→ Work to be completed
Copy out the items word for word, starting at the line containing "rating: Y (383, 1121, 393, 1135)" and ending at the line containing "column-description: Materials are".

→ Input
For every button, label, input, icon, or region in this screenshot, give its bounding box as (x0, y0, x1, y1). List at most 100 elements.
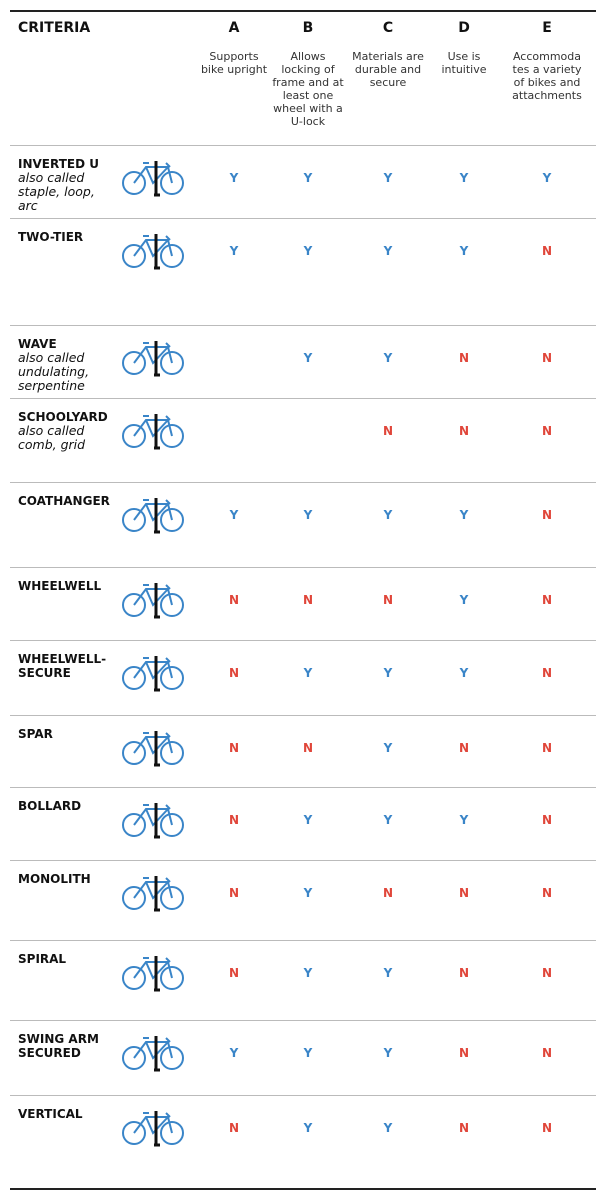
rating: Y (383, 1121, 393, 1135)
row-rule (10, 715, 596, 716)
rack-icon (122, 498, 184, 534)
rating: N (228, 966, 240, 980)
rack-name: INVERTED U (18, 157, 99, 171)
rating: N (382, 593, 394, 607)
rating: Y (303, 966, 313, 980)
rack-name: SECURE (18, 666, 71, 680)
rack-icon (122, 583, 184, 619)
rack-name: SWING ARM (18, 1032, 99, 1046)
rating: Y (383, 666, 393, 680)
rating: Y (229, 508, 239, 522)
rack-name: COATHANGER (18, 494, 110, 508)
row-rule (10, 145, 596, 146)
rating: N (382, 424, 394, 438)
rack-icon (122, 731, 184, 767)
rating: N (541, 886, 553, 900)
rating: Y (303, 813, 313, 827)
rating: N (541, 1121, 553, 1135)
rack-name: SPIRAL (18, 952, 67, 966)
rack-icon (122, 956, 184, 992)
rack-name: SPAR (18, 727, 53, 741)
column-letter: D (458, 20, 470, 36)
row-rule (10, 325, 596, 326)
rating: N (228, 593, 240, 607)
rack-alias: also called undulating, serpentine (18, 350, 90, 393)
rating: Y (303, 1121, 313, 1135)
rating: N (541, 966, 553, 980)
rating: Y (383, 244, 393, 258)
column-description: Materials are durable and secure (352, 50, 424, 89)
column-description: Accommodates a variety of bikes and atta… (512, 50, 582, 102)
rack-icon (122, 1111, 184, 1147)
rating: Y (229, 1046, 239, 1060)
rating: Y (459, 593, 469, 607)
bottom-rule (10, 1188, 596, 1190)
rating: N (302, 593, 314, 607)
row-rule (10, 860, 596, 861)
rating: N (228, 886, 240, 900)
top-rule (10, 10, 596, 12)
rating: N (458, 424, 470, 438)
rating: N (458, 966, 470, 980)
row-rule (10, 787, 596, 788)
rating: N (541, 508, 553, 522)
rating: N (541, 741, 553, 755)
column-description: Use is intuitive (441, 50, 487, 76)
criteria-label: CRITERIA (18, 20, 91, 36)
row-rule (10, 482, 596, 483)
rack-icon (122, 1036, 184, 1072)
column-letter: B (302, 20, 314, 36)
rating: Y (303, 1046, 313, 1060)
rating: Y (383, 171, 393, 185)
rack-name: WHEELWELL- (18, 652, 107, 666)
rack-icon (122, 161, 184, 197)
column-letter: C (382, 20, 394, 36)
rating: N (541, 351, 553, 365)
rating: N (458, 1121, 470, 1135)
row-rule (10, 218, 596, 219)
row-rule (10, 640, 596, 641)
rating: Y (459, 666, 469, 680)
rack-icon (122, 341, 184, 377)
rack-icon (122, 656, 184, 692)
row-rule (10, 1020, 596, 1021)
rating: N (228, 666, 240, 680)
rating: Y (229, 244, 239, 258)
rating: Y (303, 886, 313, 900)
rack-name: WAVE (18, 337, 57, 351)
rating: N (458, 351, 470, 365)
rack-name: SECURED (18, 1046, 81, 1060)
rack-icon (122, 414, 184, 450)
rack-name: TWO-TIER (18, 230, 84, 244)
column-letter: A (228, 20, 240, 36)
column-letter: E (542, 20, 552, 36)
rack-icon (122, 234, 184, 270)
rating: N (541, 813, 553, 827)
rating: N (541, 666, 553, 680)
row-rule (10, 940, 596, 941)
rack-name: WHEELWELL (18, 579, 102, 593)
rating: Y (459, 171, 469, 185)
rating: N (382, 886, 394, 900)
row-rule (10, 1095, 596, 1096)
rack-alias: also called comb, grid (18, 423, 86, 452)
rating: Y (542, 171, 552, 185)
rating: N (228, 813, 240, 827)
rating: N (458, 741, 470, 755)
rating: Y (383, 508, 393, 522)
rating: Y (459, 244, 469, 258)
rating: Y (459, 813, 469, 827)
rack-name: VERTICAL (18, 1107, 83, 1121)
rating: Y (383, 966, 393, 980)
rating: Y (303, 666, 313, 680)
rating: Y (383, 741, 393, 755)
rating: N (541, 244, 553, 258)
rating: Y (229, 171, 239, 185)
rating: N (302, 741, 314, 755)
row-rule (10, 567, 596, 568)
row-rule (10, 398, 596, 399)
rating: Y (303, 171, 313, 185)
rating: Y (383, 1046, 393, 1060)
rack-alias: also called staple, loop, arc (18, 170, 95, 213)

→ Finished exercise
rating: Y (383, 1121, 393, 1135)
row-rule (10, 715, 596, 716)
rack-icon (122, 498, 184, 534)
rating: N (228, 966, 240, 980)
rack-name: INVERTED U (18, 157, 99, 171)
rating: N (382, 593, 394, 607)
rating: Y (303, 966, 313, 980)
rack-name: SECURE (18, 666, 71, 680)
rack-icon (122, 583, 184, 619)
rack-name: SWING ARM (18, 1032, 99, 1046)
rating: Y (383, 666, 393, 680)
rating: Y (229, 508, 239, 522)
rack-name: COATHANGER (18, 494, 110, 508)
row-rule (10, 145, 596, 146)
rating: N (382, 424, 394, 438)
rack-icon (122, 731, 184, 767)
rating: N (541, 886, 553, 900)
rating: Y (303, 813, 313, 827)
rating: N (541, 1121, 553, 1135)
rack-name: SPIRAL (18, 952, 67, 966)
rack-icon (122, 956, 184, 992)
rack-name: SPAR (18, 727, 53, 741)
column-letter: D (458, 20, 470, 36)
row-rule (10, 325, 596, 326)
rating: N (228, 593, 240, 607)
rack-alias: also called undulating, serpentine (18, 350, 90, 393)
rating: Y (303, 1121, 313, 1135)
rating: N (541, 966, 553, 980)
rating: Y (383, 244, 393, 258)
column-description: Materials are durable and secure (352, 50, 424, 89)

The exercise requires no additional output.